--- AIM OF THE TASK ---
Transcribe all the records with complete accuracy.

--- DATA PROVIDED ---
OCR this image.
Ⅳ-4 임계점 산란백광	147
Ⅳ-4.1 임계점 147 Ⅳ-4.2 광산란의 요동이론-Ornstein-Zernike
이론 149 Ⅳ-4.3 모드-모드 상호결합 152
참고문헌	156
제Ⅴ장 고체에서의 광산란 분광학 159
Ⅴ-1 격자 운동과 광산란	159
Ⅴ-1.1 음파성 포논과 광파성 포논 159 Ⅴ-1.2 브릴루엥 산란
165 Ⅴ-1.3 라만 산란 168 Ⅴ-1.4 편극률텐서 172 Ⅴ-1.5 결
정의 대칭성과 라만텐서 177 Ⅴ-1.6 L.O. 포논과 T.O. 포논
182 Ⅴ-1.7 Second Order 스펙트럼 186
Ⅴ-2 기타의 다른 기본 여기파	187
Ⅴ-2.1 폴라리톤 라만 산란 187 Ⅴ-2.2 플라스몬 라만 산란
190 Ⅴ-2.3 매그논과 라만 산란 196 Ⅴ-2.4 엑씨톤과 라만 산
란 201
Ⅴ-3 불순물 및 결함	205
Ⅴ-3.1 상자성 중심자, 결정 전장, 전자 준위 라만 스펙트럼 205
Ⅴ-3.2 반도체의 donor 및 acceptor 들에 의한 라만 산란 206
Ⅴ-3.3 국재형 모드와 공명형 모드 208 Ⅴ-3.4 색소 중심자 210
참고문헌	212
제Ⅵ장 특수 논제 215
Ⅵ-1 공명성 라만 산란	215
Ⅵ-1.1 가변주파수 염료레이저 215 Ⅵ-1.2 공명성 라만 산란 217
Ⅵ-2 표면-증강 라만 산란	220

--- OUTPUT ---
OCR this image.
Ⅳ-4 임계점 산란백광	147
Ⅳ-4.1 임계점 147 Ⅳ-4.2 광산란의 요동이론-Ornstein-Zernike
이론 149 Ⅳ-4.3 모드-모드 상호결합 152
참고문헌	156
제Ⅴ장 고체에서의 광산란 분광학 159
Ⅴ-1 격자 운동과 광산란	159
Ⅴ-1.1 음파성 포논과 광파성 포논 159 Ⅴ-1.2 브릴루엥 산란
165 Ⅴ-1.3 라만 산란 168 Ⅴ-1.4 편극률텐서 172 Ⅴ-1.5 결
정의 대칭성과 라만텐서 177 Ⅴ-1.6 L.O. 포논과 T.O. 포논
182 Ⅴ-1.7 Second Order 스펙트럼 186
Ⅴ-2 기타의 다른 기본 여기파	187
Ⅴ-2.1 폴라리톤 라만 산란 187 Ⅴ-2.2 플라스몬 라만 산란
190 Ⅴ-2.3 매그논과 라만 산란 196 Ⅴ-2.4 엑씨톤과 라만 산
란 201
Ⅴ-3 불순물 및 결함	205
Ⅴ-3.1 상자성 중심자, 결정 전장, 전자 준위 라만 스펙트럼 205
Ⅴ-3.2 반도체의 donor 및 acceptor 들에 의한 라만 산란 206
Ⅴ-3.3 국재형 모드와 공명형 모드 208 Ⅴ-3.4 색소 중심자 210
참고문헌	212
제Ⅵ장 특수 논제 215
Ⅵ-1 공명성 라만 산란	215
Ⅵ-1.1 가변주파수 염료레이저 215 Ⅵ-1.2 공명성 라만 산란 217
Ⅵ-2 표면-증강 라만 산란	220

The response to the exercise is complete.